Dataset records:
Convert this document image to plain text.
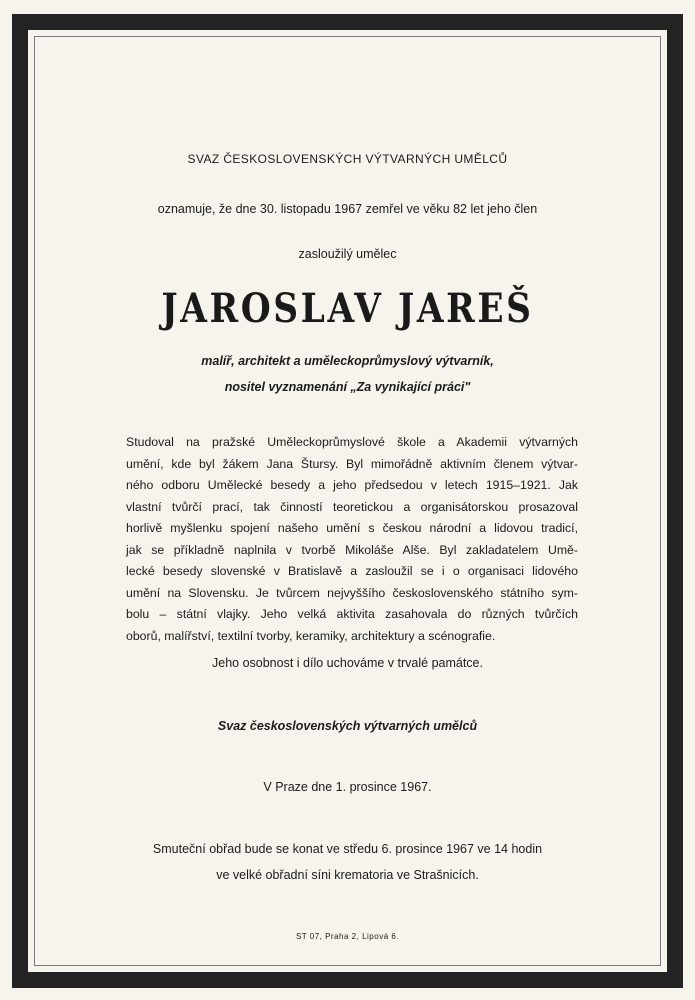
SVAZ ČESKOSLOVENSKÝCH VÝTVARNÝCH UMĚLCŮ
oznamuje, že dne 30. listopadu 1967 zemřel ve věku 82 let jeho člen
zasloužilý umělec
JAROSLAV JAREŠ
malíř, architekt a uměleckoprůmyslový výtvarník,
nositel vyznamenání „Za vynikající práci"
Studoval na pražské Uměleckoprůmyslové škole a Akademii výtvarných
umění, kde byl žákem Jana Štursy. Byl mimořádně aktivním členem výtvar-
ného odboru Umělecké besedy a jeho předsedou v letech 1915–1921. Jak
vlastní tvůrčí prací, tak činností teoretickou a organisátorskou prosazoval
horlivě myšlenku spojení našeho umění s českou národní a lidovou tradicí,
jak se příkladně naplnila v tvorbě Mikoláše Alše. Byl zakladatelem Umě-
lecké besedy slovenské v Bratislavě a zasloužil se i o organisaci lidového
umění na Slovensku. Je tvůrcem nejvyššího československého státního sym-
bolu – státní vlajky. Jeho velká aktivita zasahovala do různých tvůrčích
oborů, malířství, textilní tvorby, keramiky, architektury a scénografie.
Jeho osobnost i dílo uchováme v trvalé památce.
Svaz československých výtvarných umělců
V Praze dne 1. prosince 1967.
Smuteční obřad bude se konat ve středu 6. prosince 1967 ve 14 hodin
ve velké obřadní síni krematoria ve Strašnicích.
ST 07, Praha 2, Lipová 6.
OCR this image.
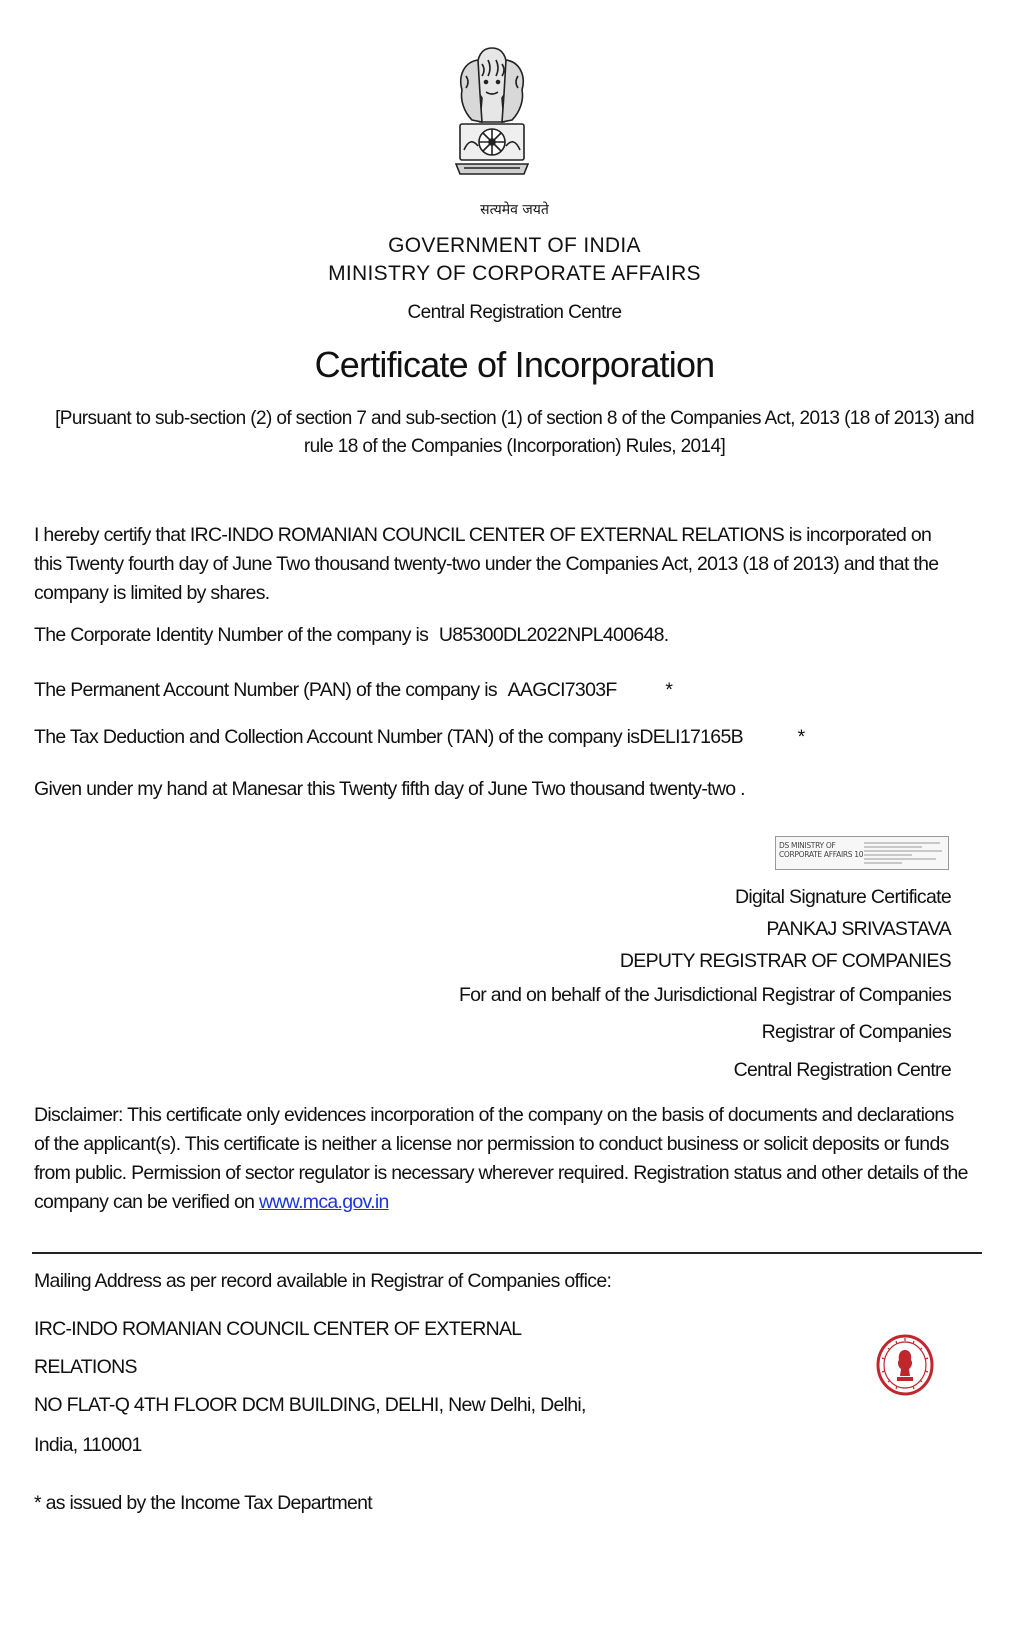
सत्यमेव जयते
GOVERNMENT OF INDIA
MINISTRY OF CORPORATE AFFAIRS
Central Registration Centre
Certificate of Incorporation
[Pursuant to sub-section (2) of section 7 and sub-section (1) of section 8 of the Companies Act, 2013 (18 of 2013) and
rule 18 of the Companies (Incorporation) Rules, 2014]
I hereby certify that IRC-INDO ROMANIAN COUNCIL CENTER OF EXTERNAL RELATIONS is incorporated on
this Twenty fourth day of June Two thousand twenty-two under the Companies Act, 2013 (18 of 2013) and that the
company is limited by shares.
The Corporate Identity Number of the company is U85300DL2022NPL400648.
The Permanent Account Number (PAN) of the company is AAGCI7303F *
The Tax Deduction and Collection Account Number (TAN) of the company isDELI17165B	*
Given under my hand at Manesar this Twenty fifth day of June Two thousand twenty-two .
DS MINISTRY OF
CORPORATE AFFAIRS 10
Digital Signature Certificate
PANKAJ SRIVASTAVA
DEPUTY REGISTRAR OF COMPANIES
For and on behalf of the Jurisdictional Registrar of Companies
Registrar of Companies
Central Registration Centre
Disclaimer: This certificate only evidences incorporation of the company on the basis of documents and declarations
of the applicant(s). This certificate is neither a license nor permission to conduct business or solicit deposits or funds
from public. Permission of sector regulator is necessary wherever required. Registration status and other details of the
company can be verified on www.mca.gov.in
Mailing Address as per record available in Registrar of Companies office:
IRC-INDO ROMANIAN COUNCIL CENTER OF EXTERNAL
RELATIONS
NO FLAT-Q 4TH FLOOR DCM BUILDING, DELHI, New Delhi, Delhi,
India, 110001
* as issued by the Income Tax Department
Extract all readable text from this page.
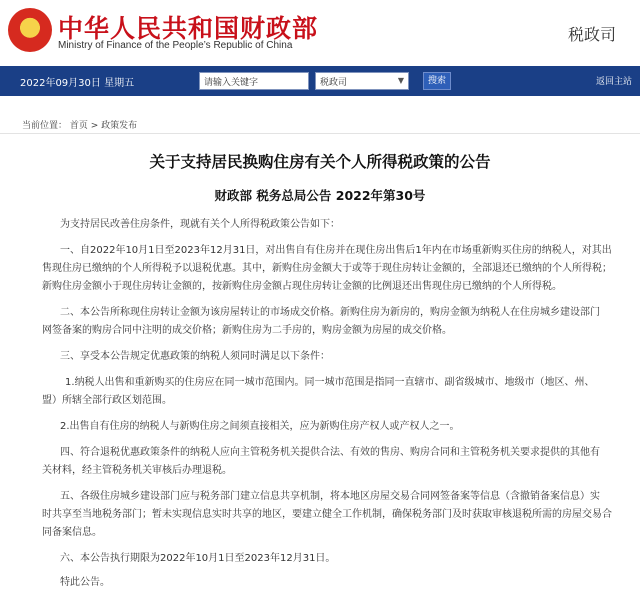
★
中华人民共和国财政部
Ministry of Finance of the People’s Republic of China
税政司
2022年09月30日 星期五	请输入关键字	税政司	▼	搜索	返回主站
当前位置： 首页 > 政策发布
关于支持居民换购住房有关个人所得税政策的公告
财政部 税务总局公告 2022年第30号
为支持居民改善住房条件，现就有关个人所得税政策公告如下：
一、自2022年10月1日至2023年12月31日，对出售自有住房并在现住房出售后1年内在市场重新购买住房的纳税人，对其出
售现住房已缴纳的个人所得税予以退税优惠。其中，新购住房金额大于或等于现住房转让金额的，全部退还已缴纳的个人所得税；
新购住房金额小于现住房转让金额的，按新购住房金额占现住房转让金额的比例退还出售现住房已缴纳的个人所得税。
二、本公告所称现住房转让金额为该房屋转让的市场成交价格。新购住房为新房的，购房金额为纳税人在住房城乡建设部门
网签备案的购房合同中注明的成交价格；新购住房为二手房的，购房金额为房屋的成交价格。
三、享受本公告规定优惠政策的纳税人须同时满足以下条件：
1.纳税人出售和重新购买的住房应在同一城市范围内。同一城市范围是指同一直辖市、副省级城市、地级市（地区、州、
盟）所辖全部行政区划范围。
2.出售自有住房的纳税人与新购住房之间须直接相关，应为新购住房产权人或产权人之一。
四、符合退税优惠政策条件的纳税人应向主管税务机关提供合法、有效的售房、购房合同和主管税务机关要求提供的其他有
关材料，经主管税务机关审核后办理退税。
五、各级住房城乡建设部门应与税务部门建立信息共享机制，将本地区房屋交易合同网签备案等信息（含撤销备案信息）实
时共享至当地税务部门；暂未实现信息实时共享的地区，要建立健全工作机制，确保税务部门及时获取审核退税所需的房屋交易合
同备案信息。
六、本公告执行期限为2022年10月1日至2023年12月31日。
特此公告。
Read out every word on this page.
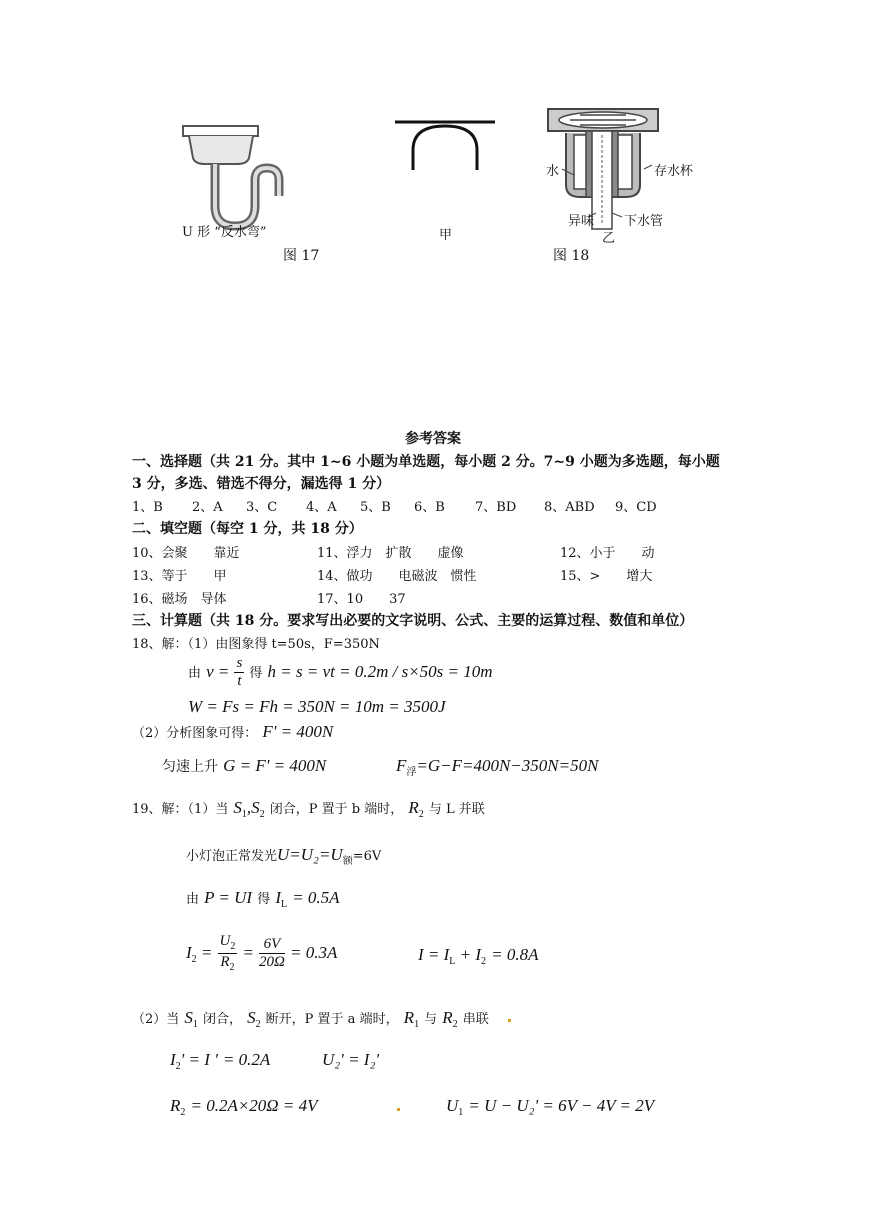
U 形 “反水弯”
图 17
甲
水	存水杯
异味 下水管
乙
图 18
参考答案
一、选择题（共 21 分。其中 1~6 小题为单选题，每小题 2 分。7~9 小题为多选题，每小题
3 分，多选、错选不得分，漏选得 1 分）
1、B 2、A 3、C 4、A 5、B 6、B 7、BD 8、ABD 9、CD
二、填空题（每空 1 分，共 18 分）
10、会聚　　靠近	11、浮力　扩散　　虚像	12、小于　　动
13、等于　　甲	14、做功　　电磁波　惯性	15、>　　增大
16、磁场　导体	17、10　　37
三、计算题（共 18 分。要求写出必要的文字说明、公式、主要的运算过程、数值和单位）
18、解：（1）由图象得 t=50s，F=350N
由 $v = \frac{s}{t}$ 得 h = s = vt = 0.2m / s×50s = 10m
W = Fs = Fh = 350N = 10m = 3500J
（2）分析图象可得： F' = 400N
匀速上升 G = F' = 400N	$F_浮=G-F=400N-350N=50N$
19、解：（1）当 $S_1,S_2$ 闭合，P 置于 b 端时， $R_2$ 与 L 并联
小灯泡正常发光$U=U_2=U_额=6V$
由 P = UI 得 $I_L = 0.5A$
$I_2 = \frac{U_2}{R_2} = \frac{6V}{20\Omega} = 0.3A$	$I = I_L + I_2 = 0.8A$
（2）当 $S_1$ 闭合， $S_2$ 断开，P 置于 a 端时， $R_1$ 与 $R_2$ 串联
$I_2' = I$ ' = 0.2A	U₂' = I₂'
$R_2 = 0.2A\times 20\Omega = 4V$	$U_1 = U - U_2' = 6V - 4V = 2V$
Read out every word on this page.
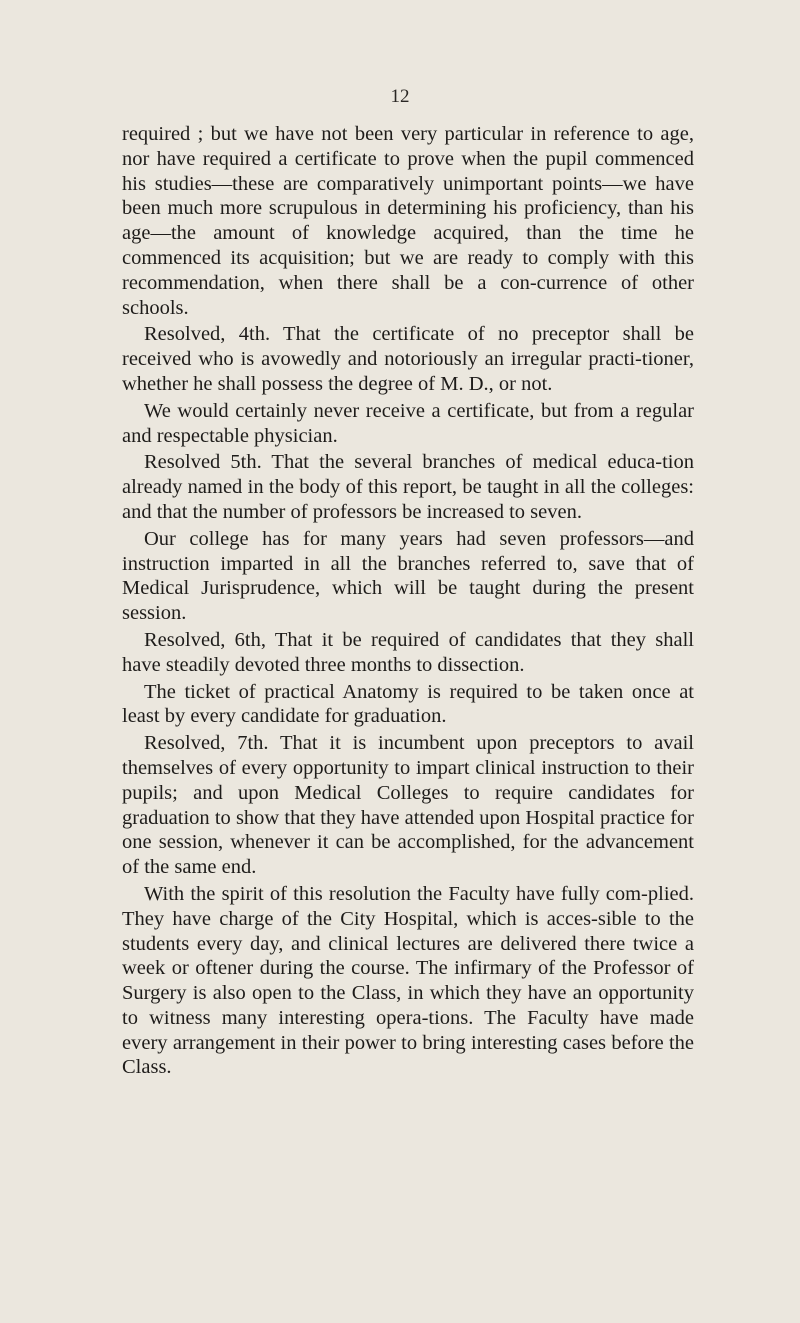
12

required ; but we have not been very particular in reference to age, nor have required a certificate to prove when the pupil commenced his studies—these are comparatively unimportant points—we have been much more scrupulous in determining his proficiency, than his age—the amount of knowledge acquired, than the time he commenced its acquisition; but we are ready to comply with this recommendation, when there shall be a con-currence of other schools.

Resolved, 4th. That the certificate of no preceptor shall be received who is avowedly and notoriously an irregular practi-tioner, whether he shall possess the degree of M. D., or not.

We would certainly never receive a certificate, but from a regular and respectable physician.

Resolved 5th. That the several branches of medical educa-tion already named in the body of this report, be taught in all the colleges: and that the number of professors be increased to seven.

Our college has for many years had seven professors—and instruction imparted in all the branches referred to, save that of Medical Jurisprudence, which will be taught during the present session.

Resolved, 6th, That it be required of candidates that they shall have steadily devoted three months to dissection.

The ticket of practical Anatomy is required to be taken once at least by every candidate for graduation.

Resolved, 7th. That it is incumbent upon preceptors to avail themselves of every opportunity to impart clinical instruction to their pupils; and upon Medical Colleges to require candidates for graduation to show that they have attended upon Hospital practice for one session, whenever it can be accomplished, for the advancement of the same end.

With the spirit of this resolution the Faculty have fully com-plied. They have charge of the City Hospital, which is acces-sible to the students every day, and clinical lectures are delivered there twice a week or oftener during the course. The infirmary of the Professor of Surgery is also open to the Class, in which they have an opportunity to witness many interesting opera-tions. The Faculty have made every arrangement in their power to bring interesting cases before the Class.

Exercise
Copy each line of the data that contains the word "Account".

Written solution
The Permanent Account Number (PAN) of the company is AAGCI7303F *
The Tax Deduction and Collection Account Number (TAN) of the company isDELI17165B	*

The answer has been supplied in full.